YOUR GOAL =
Write each line out exactly, leaving none out.

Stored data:
======

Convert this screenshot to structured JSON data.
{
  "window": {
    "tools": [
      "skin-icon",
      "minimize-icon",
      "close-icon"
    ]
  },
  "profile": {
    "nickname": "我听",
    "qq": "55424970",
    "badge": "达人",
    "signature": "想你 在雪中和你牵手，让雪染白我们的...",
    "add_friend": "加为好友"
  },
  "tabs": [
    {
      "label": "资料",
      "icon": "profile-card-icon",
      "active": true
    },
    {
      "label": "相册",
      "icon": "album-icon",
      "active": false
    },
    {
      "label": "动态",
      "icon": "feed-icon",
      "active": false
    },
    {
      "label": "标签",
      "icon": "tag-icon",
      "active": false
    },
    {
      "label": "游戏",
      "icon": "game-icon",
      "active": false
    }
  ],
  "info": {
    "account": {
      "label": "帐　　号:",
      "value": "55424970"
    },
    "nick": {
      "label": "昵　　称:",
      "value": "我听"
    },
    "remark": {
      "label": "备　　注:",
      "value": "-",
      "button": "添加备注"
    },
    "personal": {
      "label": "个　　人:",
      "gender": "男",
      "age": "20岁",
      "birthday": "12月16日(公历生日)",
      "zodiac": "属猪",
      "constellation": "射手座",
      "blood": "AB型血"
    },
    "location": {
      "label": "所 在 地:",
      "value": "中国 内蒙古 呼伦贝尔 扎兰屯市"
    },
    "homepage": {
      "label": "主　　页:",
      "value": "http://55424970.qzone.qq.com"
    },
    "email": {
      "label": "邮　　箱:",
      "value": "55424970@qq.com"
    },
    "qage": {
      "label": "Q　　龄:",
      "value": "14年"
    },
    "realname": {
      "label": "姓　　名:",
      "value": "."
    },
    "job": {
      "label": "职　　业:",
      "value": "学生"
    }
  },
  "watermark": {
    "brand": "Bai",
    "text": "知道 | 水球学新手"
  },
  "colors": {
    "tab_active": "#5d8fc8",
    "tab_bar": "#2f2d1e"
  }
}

======

CORRECT OUTPUT =
Convert this screenshot to structured JSON data.
{
  "window": {
    "tools": [
      "skin-icon",
      "minimize-icon",
      "close-icon"
    ]
  },
  "profile": {
    "nickname": "我听",
    "qq": "55424970",
    "badge": "达人",
    "signature": "想你 在雪中和你牵手，让雪染白我们的...",
    "add_friend": "加为好友"
  },
  "tabs": [
    {
      "label": "资料",
      "icon": "profile-card-icon",
      "active": true
    },
    {
      "label": "相册",
      "icon": "album-icon",
      "active": false
    },
    {
      "label": "动态",
      "icon": "feed-icon",
      "active": false
    },
    {
      "label": "标签",
      "icon": "tag-icon",
      "active": false
    },
    {
      "label": "游戏",
      "icon": "game-icon",
      "active": false
    }
  ],
  "info": {
    "account": {
      "label": "帐　　号:",
      "value": "55424970"
    },
    "nick": {
      "label": "昵　　称:",
      "value": "我听"
    },
    "remark": {
      "label": "备　　注:",
      "value": "-",
      "button": "添加备注"
    },
    "personal": {
      "label": "个　　人:",
      "gender": "男",
      "age": "20岁",
      "birthday": "12月16日(公历生日)",
      "zodiac": "属猪",
      "constellation": "射手座",
      "blood": "AB型血"
    },
    "location": {
      "label": "所 在 地:",
      "value": "中国 内蒙古 呼伦贝尔 扎兰屯市"
    },
    "homepage": {
      "label": "主　　页:",
      "value": "http://55424970.qzone.qq.com"
    },
    "email": {
      "label": "邮　　箱:",
      "value": "55424970@qq.com"
    },
    "qage": {
      "label": "Q　　龄:",
      "value": "14年"
    },
    "realname": {
      "label": "姓　　名:",
      "value": "."
    },
    "job": {
      "label": "职　　业:",
      "value": "学生"
    }
  },
  "watermark": {
    "brand": "Bai",
    "text": "知道 | 水球学新手"
  },
  "colors": {
    "tab_active": "#5d8fc8",
    "tab_bar": "#2f2d1e"
  }
}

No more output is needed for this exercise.